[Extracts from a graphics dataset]

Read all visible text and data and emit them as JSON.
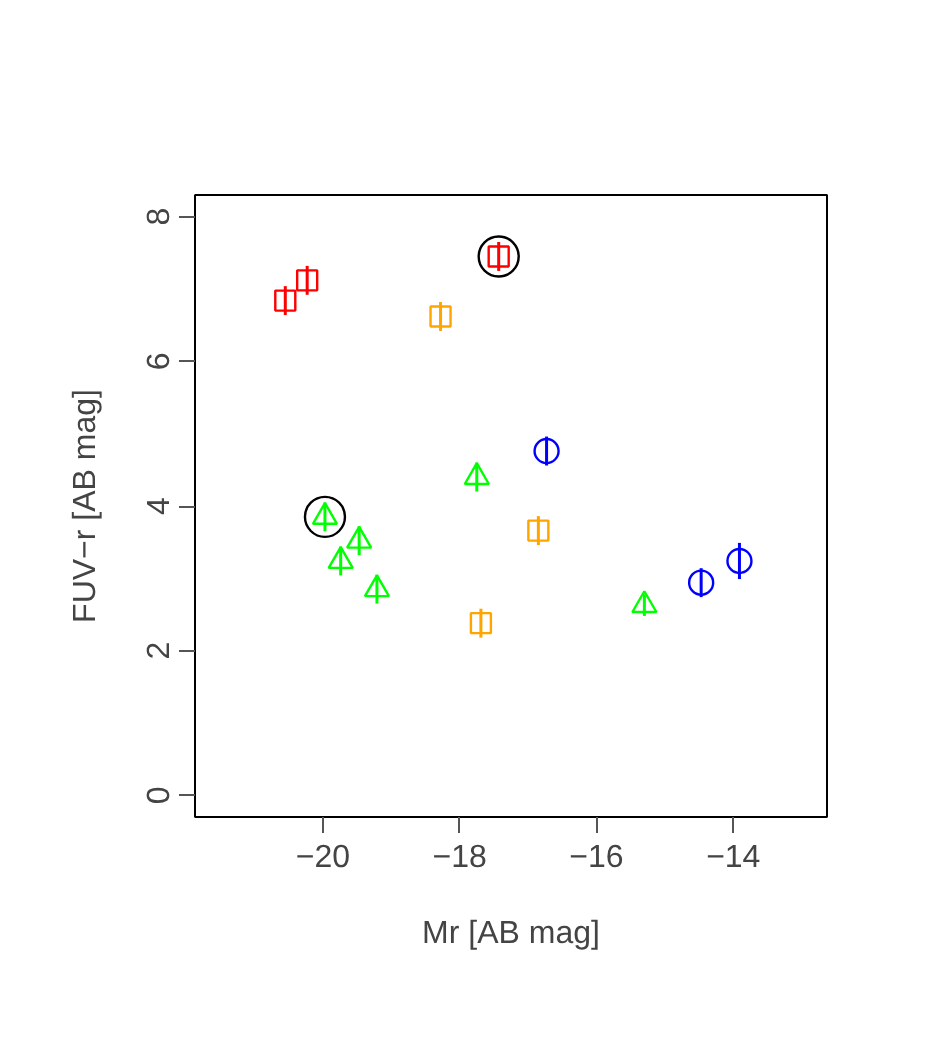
{
  "chart_data": {
    "type": "scatter",
    "xlabel": "Mr [AB mag]",
    "ylabel": "FUV−r [AB mag]",
    "xlim": [
      -21.87,
      -12.63
    ],
    "ylim": [
      -0.3,
      8.3
    ],
    "xticks": [
      -20,
      -18,
      -16,
      -14
    ],
    "yticks": [
      0,
      2,
      4,
      6,
      8
    ],
    "grid": false,
    "series": [
      {
        "color": "#ff0000",
        "marker": "square",
        "x": [
          -20.55,
          -20.23,
          -17.43
        ],
        "values": [
          6.84,
          7.12,
          7.45
        ],
        "errors": [
          0.2,
          0.2,
          0.2
        ]
      },
      {
        "color": "#ffa500",
        "marker": "square",
        "x": [
          -18.28,
          -16.85,
          -17.69
        ],
        "values": [
          6.62,
          3.66,
          2.38
        ],
        "errors": [
          0.2,
          0.2,
          0.2
        ]
      },
      {
        "color": "#00ff00",
        "marker": "triangle",
        "x": [
          -19.97,
          -19.47,
          -19.74,
          -19.21,
          -17.75,
          -15.3
        ],
        "values": [
          3.85,
          3.52,
          3.24,
          2.85,
          4.4,
          2.63
        ],
        "errors": [
          0.2,
          0.2,
          0.2,
          0.2,
          0.2,
          0.15
        ]
      },
      {
        "color": "#0000ff",
        "marker": "circle",
        "x": [
          -16.73,
          -14.47,
          -13.91
        ],
        "values": [
          4.76,
          2.94,
          3.24
        ],
        "errors": [
          0.2,
          0.2,
          0.25
        ]
      },
      {
        "color": "#000000",
        "marker": "circle",
        "x": [
          -19.97,
          -17.43
        ],
        "values": [
          3.85,
          7.45
        ]
      }
    ]
  }
}
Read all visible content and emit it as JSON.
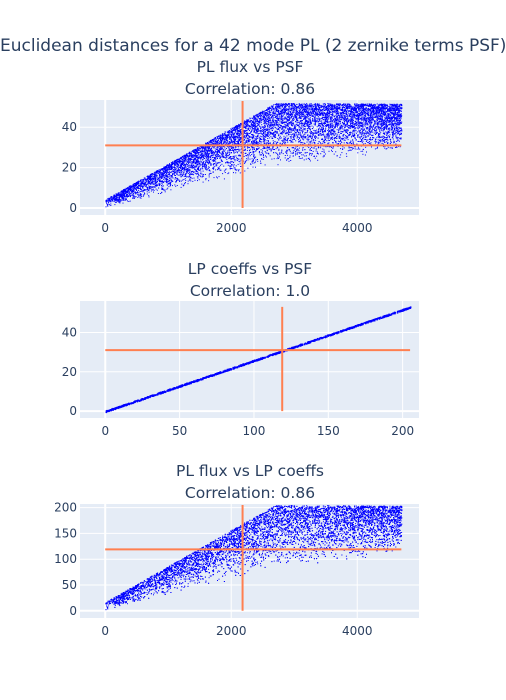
{
  "title": "Euclidean distances for a 42 mode PL (2 zernike terms PSF)",
  "colors": {
    "points": "#0000ff",
    "crosshair": "#ff7f50",
    "plot_bg": "#e5ecf6",
    "grid": "#ffffff",
    "text": "#2a3f5f"
  },
  "chart_data": [
    {
      "type": "scatter",
      "title": "PL flux vs PSF",
      "subtitle": "Correlation: 0.86",
      "xlim": [
        -400,
        4980
      ],
      "ylim": [
        -3.5,
        53.5
      ],
      "xticks": [
        0,
        2000,
        4000
      ],
      "yticks": [
        0,
        20,
        40
      ],
      "xlabel": "",
      "ylabel": "",
      "cloud": {
        "x_max": 4700,
        "y_max": 52,
        "trend": "rising then saturating"
      },
      "crosshair": {
        "x": 2180,
        "y": 31,
        "x_range": [
          0,
          4700
        ],
        "y_range": [
          0,
          53
        ]
      }
    },
    {
      "type": "scatter",
      "title": "LP coeffs vs PSF",
      "subtitle": "Correlation: 1.0",
      "xlim": [
        -17,
        211
      ],
      "ylim": [
        -3.5,
        56
      ],
      "xticks": [
        0,
        50,
        100,
        150,
        200
      ],
      "yticks": [
        0,
        20,
        40
      ],
      "xlabel": "",
      "ylabel": "",
      "line": {
        "x_start": 0,
        "y_start": 0,
        "x_end": 205,
        "y_end": 53
      },
      "crosshair": {
        "x": 119,
        "y": 31,
        "x_range": [
          0,
          205
        ],
        "y_range": [
          0,
          53
        ]
      }
    },
    {
      "type": "scatter",
      "title": "PL flux vs LP coeffs",
      "subtitle": "Correlation: 0.86",
      "xlim": [
        -400,
        4980
      ],
      "ylim": [
        -14,
        207
      ],
      "xticks": [
        0,
        2000,
        4000
      ],
      "yticks": [
        0,
        50,
        100,
        150,
        200
      ],
      "xlabel": "",
      "ylabel": "",
      "cloud": {
        "x_max": 4700,
        "y_max": 205,
        "trend": "rising then saturating"
      },
      "crosshair": {
        "x": 2180,
        "y": 119,
        "x_range": [
          0,
          4700
        ],
        "y_range": [
          0,
          205
        ]
      }
    }
  ]
}
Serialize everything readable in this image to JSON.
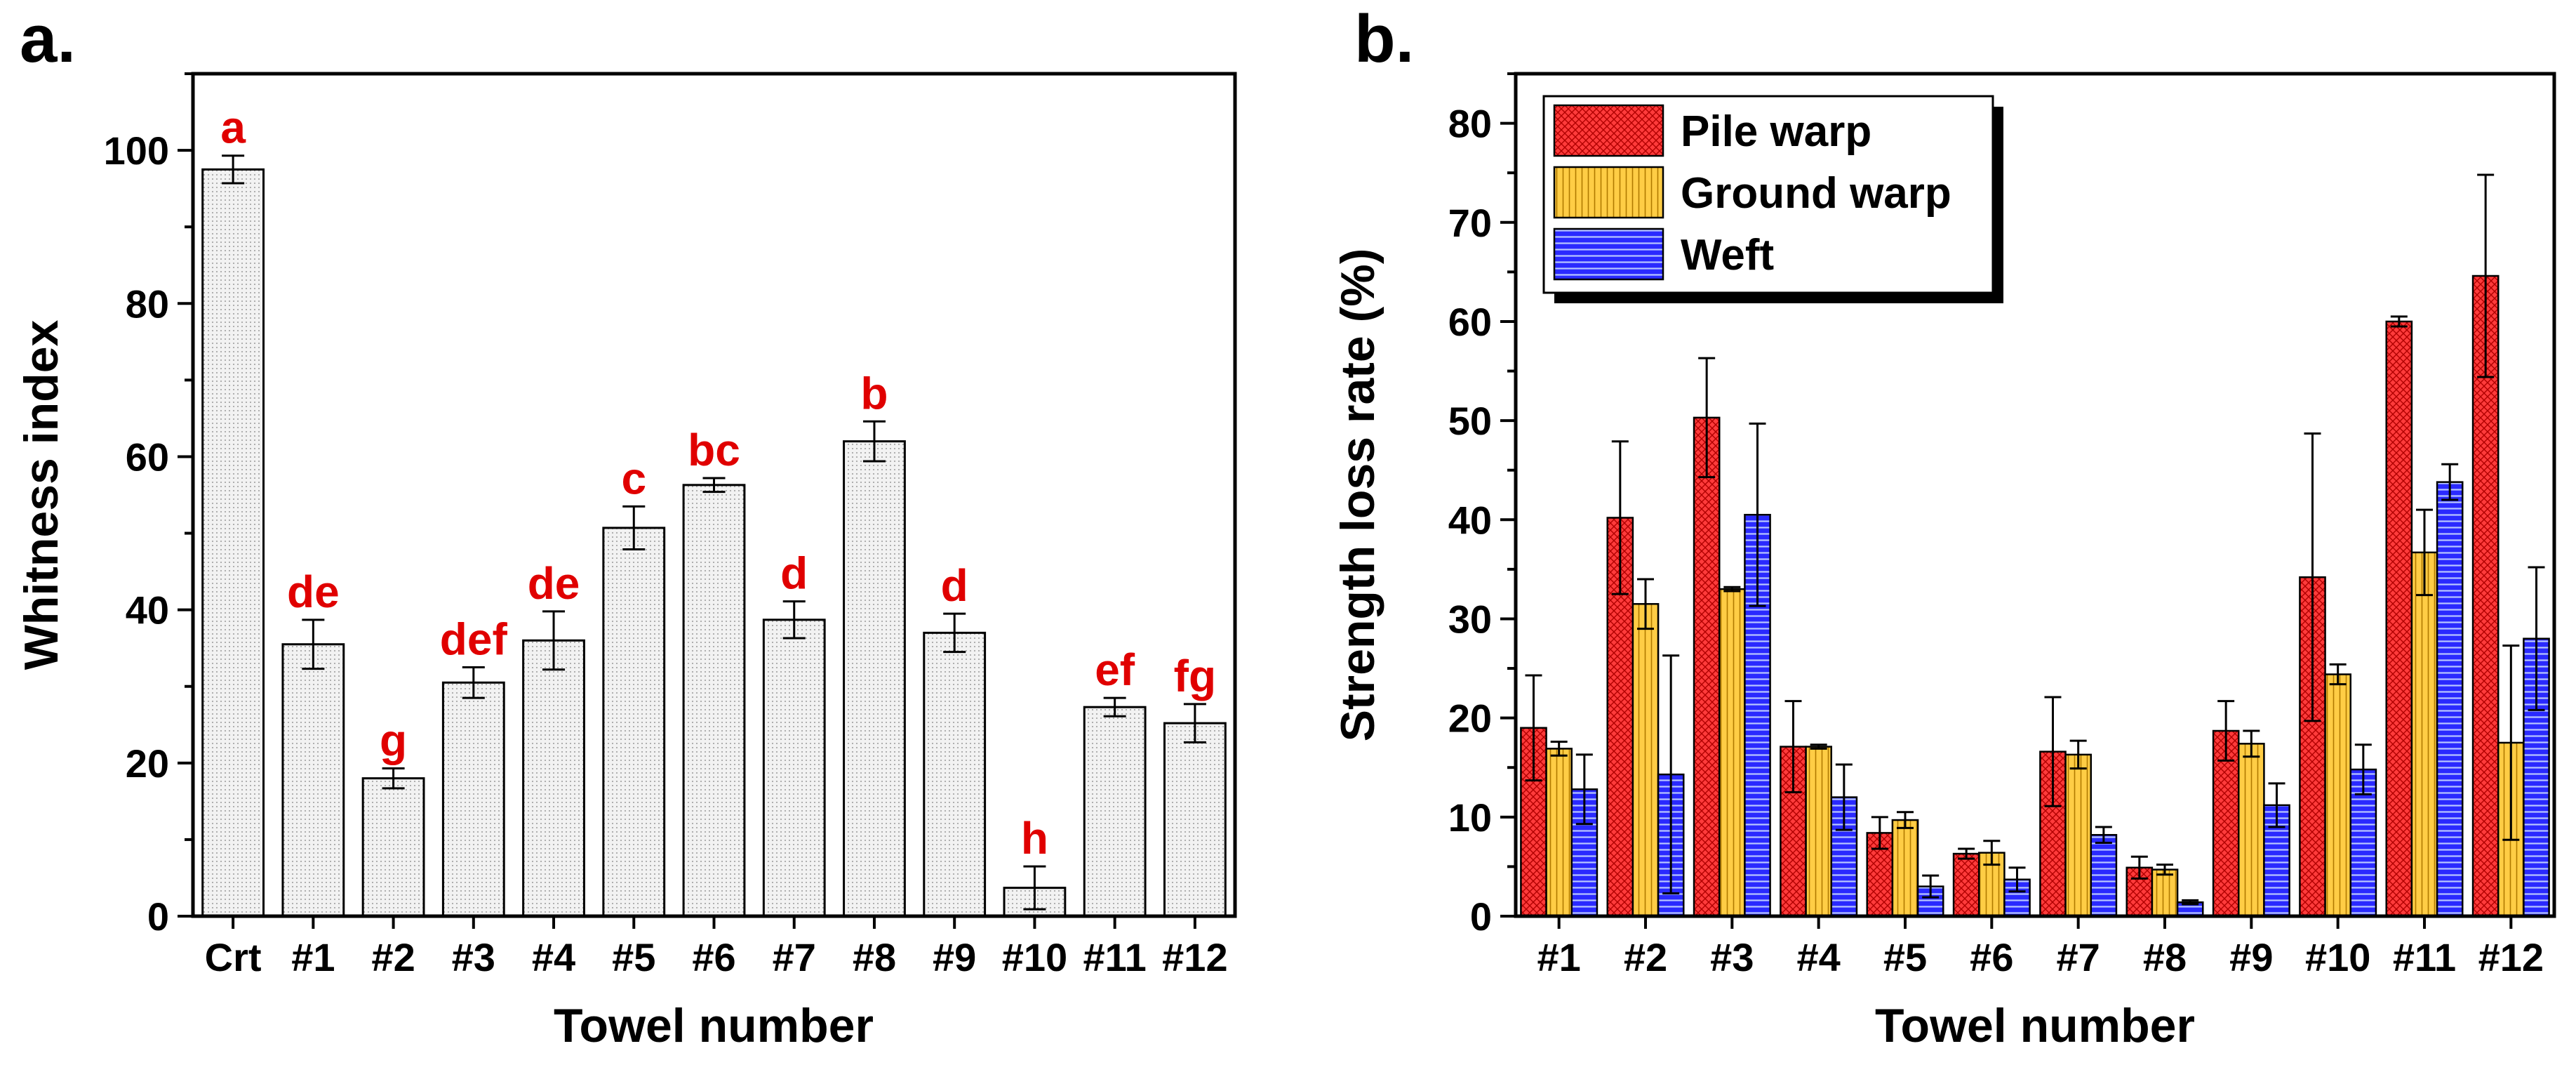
{
  "chart_data": [
    {
      "type": "bar",
      "panel": "a.",
      "categories": [
        "Crt",
        "#1",
        "#2",
        "#3",
        "#4",
        "#5",
        "#6",
        "#7",
        "#8",
        "#9",
        "#10",
        "#11",
        "#12"
      ],
      "values": [
        97.5,
        35.5,
        18,
        30.5,
        36,
        50.7,
        56.3,
        38.7,
        62,
        37,
        3.7,
        27.3,
        25.2
      ],
      "errors": [
        1.8,
        3.2,
        1.3,
        2.0,
        3.8,
        2.8,
        0.9,
        2.4,
        2.6,
        2.5,
        2.8,
        1.2,
        2.5
      ],
      "significance": [
        "a",
        "de",
        "g",
        "def",
        "de",
        "c",
        "bc",
        "d",
        "b",
        "d",
        "h",
        "ef",
        "fg"
      ],
      "xlabel": "Towel number",
      "ylabel": "Whitness index",
      "ylim": [
        0,
        110
      ],
      "yticks": [
        0,
        20,
        40,
        60,
        80,
        100
      ],
      "bar_fill": "#eeeeee",
      "sig_color": "#e00000"
    },
    {
      "type": "bar",
      "panel": "b.",
      "categories": [
        "#1",
        "#2",
        "#3",
        "#4",
        "#5",
        "#6",
        "#7",
        "#8",
        "#9",
        "#10",
        "#11",
        "#12"
      ],
      "series": [
        {
          "name": "Pile warp",
          "color": "#ff3b3b",
          "values": [
            19,
            40.2,
            50.3,
            17.1,
            8.4,
            6.3,
            16.6,
            4.9,
            18.7,
            34.2,
            60,
            64.6
          ],
          "errors": [
            5.3,
            7.7,
            6.0,
            4.6,
            1.6,
            0.5,
            5.5,
            1.1,
            3.0,
            14.5,
            0.5,
            10.2
          ]
        },
        {
          "name": "Ground warp",
          "color": "#ffc83c",
          "values": [
            16.9,
            31.5,
            33,
            17.1,
            9.7,
            6.4,
            16.3,
            4.7,
            17.4,
            24.4,
            36.7,
            17.5
          ],
          "errors": [
            0.7,
            2.5,
            0.2,
            0.2,
            0.8,
            1.2,
            1.4,
            0.5,
            1.3,
            1.0,
            4.3,
            9.8
          ]
        },
        {
          "name": "Weft",
          "color": "#2323ff",
          "values": [
            12.8,
            14.3,
            40.5,
            12,
            3,
            3.7,
            8.2,
            1.4,
            11.2,
            14.8,
            43.8,
            28
          ],
          "errors": [
            3.5,
            12.0,
            9.2,
            3.3,
            1.1,
            1.2,
            0.8,
            0.2,
            2.2,
            2.5,
            1.8,
            7.2
          ]
        }
      ],
      "xlabel": "Towel number",
      "ylabel": "Strength loss rate (%)",
      "ylim": [
        0,
        85
      ],
      "yticks": [
        0,
        10,
        20,
        30,
        40,
        50,
        60,
        70,
        80
      ],
      "legend_position": "top-left"
    }
  ]
}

**What is being asked**
Without the pictures, output the full listing exactly as it stands.

**Final result**
Read all visible text and data and emit them as JSON.
{
  "chart_data": {
    "type": "scatter",
    "xlabel": "Mr [AB mag]",
    "ylabel": "FUV−r [AB mag]",
    "xlim": [
      -21.87,
      -12.63
    ],
    "ylim": [
      -0.3,
      8.3
    ],
    "xticks": [
      -20,
      -18,
      -16,
      -14
    ],
    "yticks": [
      0,
      2,
      4,
      6,
      8
    ],
    "grid": false,
    "series": [
      {
        "color": "#ff0000",
        "marker": "square",
        "x": [
          -20.55,
          -20.23,
          -17.43
        ],
        "values": [
          6.84,
          7.12,
          7.45
        ],
        "errors": [
          0.2,
          0.2,
          0.2
        ]
      },
      {
        "color": "#ffa500",
        "marker": "square",
        "x": [
          -18.28,
          -16.85,
          -17.69
        ],
        "values": [
          6.62,
          3.66,
          2.38
        ],
        "errors": [
          0.2,
          0.2,
          0.2
        ]
      },
      {
        "color": "#00ff00",
        "marker": "triangle",
        "x": [
          -19.97,
          -19.47,
          -19.74,
          -19.21,
          -17.75,
          -15.3
        ],
        "values": [
          3.85,
          3.52,
          3.24,
          2.85,
          4.4,
          2.63
        ],
        "errors": [
          0.2,
          0.2,
          0.2,
          0.2,
          0.2,
          0.15
        ]
      },
      {
        "color": "#0000ff",
        "marker": "circle",
        "x": [
          -16.73,
          -14.47,
          -13.91
        ],
        "values": [
          4.76,
          2.94,
          3.24
        ],
        "errors": [
          0.2,
          0.2,
          0.25
        ]
      },
      {
        "color": "#000000",
        "marker": "circle",
        "x": [
          -19.97,
          -17.43
        ],
        "values": [
          3.85,
          7.45
        ]
      }
    ]
  }
}
Read all visible content and emit it as JSON.
{
  "title": "Euclidean distances for a 42 mode PL (2 zernike terms PSF)",
  "colors": {
    "points": "#0000ff",
    "crosshair": "#ff7f50",
    "plot_bg": "#e5ecf6",
    "grid": "#ffffff",
    "text": "#2a3f5f"
  },
  "chart_data": [
    {
      "type": "scatter",
      "title": "PL flux vs PSF",
      "subtitle": "Correlation: 0.86",
      "xlim": [
        -400,
        4980
      ],
      "ylim": [
        -3.5,
        53.5
      ],
      "xticks": [
        0,
        2000,
        4000
      ],
      "yticks": [
        0,
        20,
        40
      ],
      "xlabel": "",
      "ylabel": "",
      "cloud": {
        "x_max": 4700,
        "y_max": 52,
        "trend": "rising then saturating"
      },
      "crosshair": {
        "x": 2180,
        "y": 31,
        "x_range": [
          0,
          4700
        ],
        "y_range": [
          0,
          53
        ]
      }
    },
    {
      "type": "scatter",
      "title": "LP coeffs vs PSF",
      "subtitle": "Correlation: 1.0",
      "xlim": [
        -17,
        211
      ],
      "ylim": [
        -3.5,
        56
      ],
      "xticks": [
        0,
        50,
        100,
        150,
        200
      ],
      "yticks": [
        0,
        20,
        40
      ],
      "xlabel": "",
      "ylabel": "",
      "line": {
        "x_start": 0,
        "y_start": 0,
        "x_end": 205,
        "y_end": 53
      },
      "crosshair": {
        "x": 119,
        "y": 31,
        "x_range": [
          0,
          205
        ],
        "y_range": [
          0,
          53
        ]
      }
    },
    {
      "type": "scatter",
      "title": "PL flux vs LP coeffs",
      "subtitle": "Correlation: 0.86",
      "xlim": [
        -400,
        4980
      ],
      "ylim": [
        -14,
        207
      ],
      "xticks": [
        0,
        2000,
        4000
      ],
      "yticks": [
        0,
        50,
        100,
        150,
        200
      ],
      "xlabel": "",
      "ylabel": "",
      "cloud": {
        "x_max": 4700,
        "y_max": 205,
        "trend": "rising then saturating"
      },
      "crosshair": {
        "x": 2180,
        "y": 119,
        "x_range": [
          0,
          4700
        ],
        "y_range": [
          0,
          205
        ]
      }
    }
  ]
}
Serialize everything readable in this image to JSON.
{
  "chart_data": [
    {
      "type": "bar",
      "panel": "a.",
      "categories": [
        "Crt",
        "#1",
        "#2",
        "#3",
        "#4",
        "#5",
        "#6",
        "#7",
        "#8",
        "#9",
        "#10",
        "#11",
        "#12"
      ],
      "values": [
        97.5,
        35.5,
        18,
        30.5,
        36,
        50.7,
        56.3,
        38.7,
        62,
        37,
        3.7,
        27.3,
        25.2
      ],
      "errors": [
        1.8,
        3.2,
        1.3,
        2.0,
        3.8,
        2.8,
        0.9,
        2.4,
        2.6,
        2.5,
        2.8,
        1.2,
        2.5
      ],
      "significance": [
        "a",
        "de",
        "g",
        "def",
        "de",
        "c",
        "bc",
        "d",
        "b",
        "d",
        "h",
        "ef",
        "fg"
      ],
      "xlabel": "Towel number",
      "ylabel": "Whitness index",
      "ylim": [
        0,
        110
      ],
      "yticks": [
        0,
        20,
        40,
        60,
        80,
        100
      ],
      "bar_fill": "#eeeeee",
      "sig_color": "#e00000"
    },
    {
      "type": "bar",
      "panel": "b.",
      "categories": [
        "#1",
        "#2",
        "#3",
        "#4",
        "#5",
        "#6",
        "#7",
        "#8",
        "#9",
        "#10",
        "#11",
        "#12"
      ],
      "series": [
        {
          "name": "Pile warp",
          "color": "#ff3b3b",
          "values": [
            19,
            40.2,
            50.3,
            17.1,
            8.4,
            6.3,
            16.6,
            4.9,
            18.7,
            34.2,
            60,
            64.6
          ],
          "errors": [
            5.3,
            7.7,
            6.0,
            4.6,
            1.6,
            0.5,
            5.5,
            1.1,
            3.0,
            14.5,
            0.5,
            10.2
          ]
        },
        {
          "name": "Ground warp",
          "color": "#ffc83c",
          "values": [
            16.9,
            31.5,
            33,
            17.1,
            9.7,
            6.4,
            16.3,
            4.7,
            17.4,
            24.4,
            36.7,
            17.5
          ],
          "errors": [
            0.7,
            2.5,
            0.2,
            0.2,
            0.8,
            1.2,
            1.4,
            0.5,
            1.3,
            1.0,
            4.3,
            9.8
          ]
        },
        {
          "name": "Weft",
          "color": "#2323ff",
          "values": [
            12.8,
            14.3,
            40.5,
            12,
            3,
            3.7,
            8.2,
            1.4,
            11.2,
            14.8,
            43.8,
            28
          ],
          "errors": [
            3.5,
            12.0,
            9.2,
            3.3,
            1.1,
            1.2,
            0.8,
            0.2,
            2.2,
            2.5,
            1.8,
            7.2
          ]
        }
      ],
      "xlabel": "Towel number",
      "ylabel": "Strength loss rate (%)",
      "ylim": [
        0,
        85
      ],
      "yticks": [
        0,
        10,
        20,
        30,
        40,
        50,
        60,
        70,
        80
      ],
      "legend_position": "top-left"
    }
  ]
}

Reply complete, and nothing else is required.